:: MATERIAL FOR THIS TASK ::

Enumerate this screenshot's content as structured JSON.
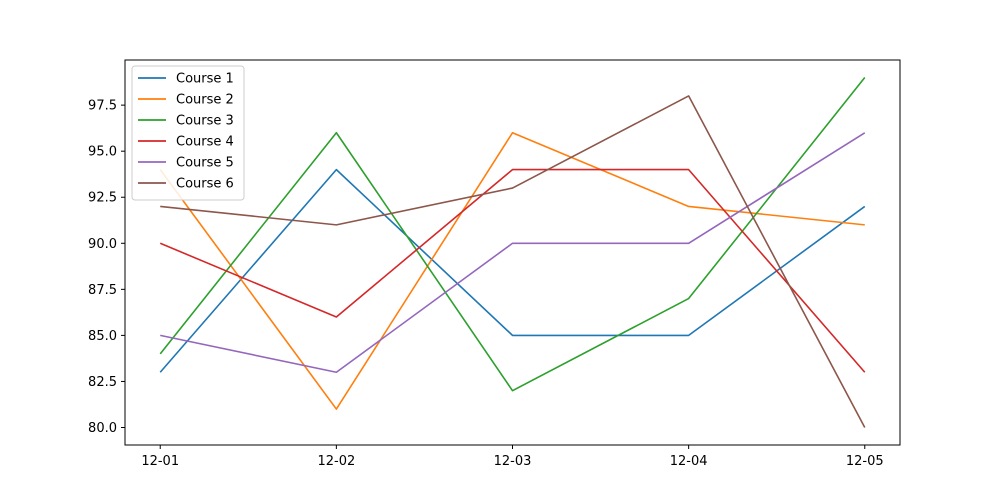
{
  "chart_data": {
    "type": "line",
    "title": "",
    "xlabel": "",
    "ylabel": "",
    "x": [
      "12-01",
      "12-02",
      "12-03",
      "12-04",
      "12-05"
    ],
    "ylim": [
      79.05,
      99.95
    ],
    "yticks": [
      80.0,
      82.5,
      85.0,
      87.5,
      90.0,
      92.5,
      95.0,
      97.5
    ],
    "ytick_labels": [
      "80.0",
      "82.5",
      "85.0",
      "87.5",
      "90.0",
      "92.5",
      "95.0",
      "97.5"
    ],
    "grid": false,
    "legend_position": "top-left",
    "series": [
      {
        "name": "Course 1",
        "color": "#1f77b4",
        "values": [
          83,
          94,
          85,
          85,
          92
        ]
      },
      {
        "name": "Course 2",
        "color": "#ff7f0e",
        "values": [
          94,
          81,
          96,
          92,
          91
        ]
      },
      {
        "name": "Course 3",
        "color": "#2ca02c",
        "values": [
          84,
          96,
          82,
          87,
          99
        ]
      },
      {
        "name": "Course 4",
        "color": "#d62728",
        "values": [
          90,
          86,
          94,
          94,
          83
        ]
      },
      {
        "name": "Course 5",
        "color": "#9467bd",
        "values": [
          85,
          83,
          90,
          90,
          96
        ]
      },
      {
        "name": "Course 6",
        "color": "#8c564b",
        "values": [
          92,
          91,
          93,
          98,
          80
        ]
      }
    ]
  }
}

:::

WHAT IS REQUIRED:
Of all the lines above, how many contain the word "name"? Answer with only the number.

SOLUTION:
6